=== RECORDED INFORMATION ===
----

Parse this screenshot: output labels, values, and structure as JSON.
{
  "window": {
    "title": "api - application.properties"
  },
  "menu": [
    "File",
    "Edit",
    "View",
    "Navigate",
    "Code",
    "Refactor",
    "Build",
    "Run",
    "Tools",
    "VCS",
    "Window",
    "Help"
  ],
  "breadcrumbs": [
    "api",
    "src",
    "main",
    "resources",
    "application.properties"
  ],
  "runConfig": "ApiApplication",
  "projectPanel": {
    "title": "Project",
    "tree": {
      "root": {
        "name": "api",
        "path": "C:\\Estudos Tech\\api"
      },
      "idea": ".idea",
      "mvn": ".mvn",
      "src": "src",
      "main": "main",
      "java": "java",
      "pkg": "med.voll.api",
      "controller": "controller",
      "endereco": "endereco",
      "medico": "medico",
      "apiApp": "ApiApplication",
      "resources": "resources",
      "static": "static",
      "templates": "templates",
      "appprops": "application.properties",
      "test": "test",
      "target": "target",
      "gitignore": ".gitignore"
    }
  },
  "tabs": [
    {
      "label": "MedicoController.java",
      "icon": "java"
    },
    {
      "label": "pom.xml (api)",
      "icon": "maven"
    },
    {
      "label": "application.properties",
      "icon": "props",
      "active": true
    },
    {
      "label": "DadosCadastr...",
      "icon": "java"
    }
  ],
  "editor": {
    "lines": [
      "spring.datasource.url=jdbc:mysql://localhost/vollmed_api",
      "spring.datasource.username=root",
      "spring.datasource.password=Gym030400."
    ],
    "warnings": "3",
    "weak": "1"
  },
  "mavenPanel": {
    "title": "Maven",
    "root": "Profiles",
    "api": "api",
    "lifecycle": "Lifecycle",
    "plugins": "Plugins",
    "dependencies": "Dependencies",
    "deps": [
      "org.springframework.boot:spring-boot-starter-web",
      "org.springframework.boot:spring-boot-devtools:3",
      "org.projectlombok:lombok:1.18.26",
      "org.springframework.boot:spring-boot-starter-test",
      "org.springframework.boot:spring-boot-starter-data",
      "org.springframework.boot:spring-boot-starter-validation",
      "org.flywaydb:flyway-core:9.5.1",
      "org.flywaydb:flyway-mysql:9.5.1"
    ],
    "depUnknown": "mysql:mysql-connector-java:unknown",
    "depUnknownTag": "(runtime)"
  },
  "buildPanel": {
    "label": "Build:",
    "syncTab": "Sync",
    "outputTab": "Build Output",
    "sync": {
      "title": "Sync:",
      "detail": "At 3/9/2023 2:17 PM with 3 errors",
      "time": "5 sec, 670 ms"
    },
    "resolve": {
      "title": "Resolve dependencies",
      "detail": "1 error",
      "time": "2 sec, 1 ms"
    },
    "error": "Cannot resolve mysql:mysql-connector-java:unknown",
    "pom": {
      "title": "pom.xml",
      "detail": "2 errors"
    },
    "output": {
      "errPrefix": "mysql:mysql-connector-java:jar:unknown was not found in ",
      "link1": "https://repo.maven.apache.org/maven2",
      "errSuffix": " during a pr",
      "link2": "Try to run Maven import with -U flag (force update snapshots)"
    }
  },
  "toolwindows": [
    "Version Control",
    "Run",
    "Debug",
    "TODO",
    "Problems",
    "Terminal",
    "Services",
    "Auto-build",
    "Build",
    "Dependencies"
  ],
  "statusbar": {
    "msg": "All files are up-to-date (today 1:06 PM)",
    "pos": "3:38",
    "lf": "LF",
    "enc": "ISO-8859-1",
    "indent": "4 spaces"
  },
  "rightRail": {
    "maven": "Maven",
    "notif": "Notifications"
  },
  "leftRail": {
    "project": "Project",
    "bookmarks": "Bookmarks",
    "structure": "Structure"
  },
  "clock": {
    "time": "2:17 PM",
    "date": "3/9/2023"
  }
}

----

=== STATED EXERCISE ===
Reproduce the data in its entirety, matching each character.

=== FINISHED TASK ===
Parse this screenshot: output labels, values, and structure as JSON.
{
  "window": {
    "title": "api - application.properties"
  },
  "menu": [
    "File",
    "Edit",
    "View",
    "Navigate",
    "Code",
    "Refactor",
    "Build",
    "Run",
    "Tools",
    "VCS",
    "Window",
    "Help"
  ],
  "breadcrumbs": [
    "api",
    "src",
    "main",
    "resources",
    "application.properties"
  ],
  "runConfig": "ApiApplication",
  "projectPanel": {
    "title": "Project",
    "tree": {
      "root": {
        "name": "api",
        "path": "C:\\Estudos Tech\\api"
      },
      "idea": ".idea",
      "mvn": ".mvn",
      "src": "src",
      "main": "main",
      "java": "java",
      "pkg": "med.voll.api",
      "controller": "controller",
      "endereco": "endereco",
      "medico": "medico",
      "apiApp": "ApiApplication",
      "resources": "resources",
      "static": "static",
      "templates": "templates",
      "appprops": "application.properties",
      "test": "test",
      "target": "target",
      "gitignore": ".gitignore"
    }
  },
  "tabs": [
    {
      "label": "MedicoController.java",
      "icon": "java"
    },
    {
      "label": "pom.xml (api)",
      "icon": "maven"
    },
    {
      "label": "application.properties",
      "icon": "props",
      "active": true
    },
    {
      "label": "DadosCadastr...",
      "icon": "java"
    }
  ],
  "editor": {
    "lines": [
      "spring.datasource.url=jdbc:mysql://localhost/vollmed_api",
      "spring.datasource.username=root",
      "spring.datasource.password=Gym030400."
    ],
    "warnings": "3",
    "weak": "1"
  },
  "mavenPanel": {
    "title": "Maven",
    "root": "Profiles",
    "api": "api",
    "lifecycle": "Lifecycle",
    "plugins": "Plugins",
    "dependencies": "Dependencies",
    "deps": [
      "org.springframework.boot:spring-boot-starter-web",
      "org.springframework.boot:spring-boot-devtools:3",
      "org.projectlombok:lombok:1.18.26",
      "org.springframework.boot:spring-boot-starter-test",
      "org.springframework.boot:spring-boot-starter-data",
      "org.springframework.boot:spring-boot-starter-validation",
      "org.flywaydb:flyway-core:9.5.1",
      "org.flywaydb:flyway-mysql:9.5.1"
    ],
    "depUnknown": "mysql:mysql-connector-java:unknown",
    "depUnknownTag": "(runtime)"
  },
  "buildPanel": {
    "label": "Build:",
    "syncTab": "Sync",
    "outputTab": "Build Output",
    "sync": {
      "title": "Sync:",
      "detail": "At 3/9/2023 2:17 PM with 3 errors",
      "time": "5 sec, 670 ms"
    },
    "resolve": {
      "title": "Resolve dependencies",
      "detail": "1 error",
      "time": "2 sec, 1 ms"
    },
    "error": "Cannot resolve mysql:mysql-connector-java:unknown",
    "pom": {
      "title": "pom.xml",
      "detail": "2 errors"
    },
    "output": {
      "errPrefix": "mysql:mysql-connector-java:jar:unknown was not found in ",
      "link1": "https://repo.maven.apache.org/maven2",
      "errSuffix": " during a pr",
      "link2": "Try to run Maven import with -U flag (force update snapshots)"
    }
  },
  "toolwindows": [
    "Version Control",
    "Run",
    "Debug",
    "TODO",
    "Problems",
    "Terminal",
    "Services",
    "Auto-build",
    "Build",
    "Dependencies"
  ],
  "statusbar": {
    "msg": "All files are up-to-date (today 1:06 PM)",
    "pos": "3:38",
    "lf": "LF",
    "enc": "ISO-8859-1",
    "indent": "4 spaces"
  },
  "rightRail": {
    "maven": "Maven",
    "notif": "Notifications"
  },
  "leftRail": {
    "project": "Project",
    "bookmarks": "Bookmarks",
    "structure": "Structure"
  },
  "clock": {
    "time": "2:17 PM",
    "date": "3/9/2023"
  }
}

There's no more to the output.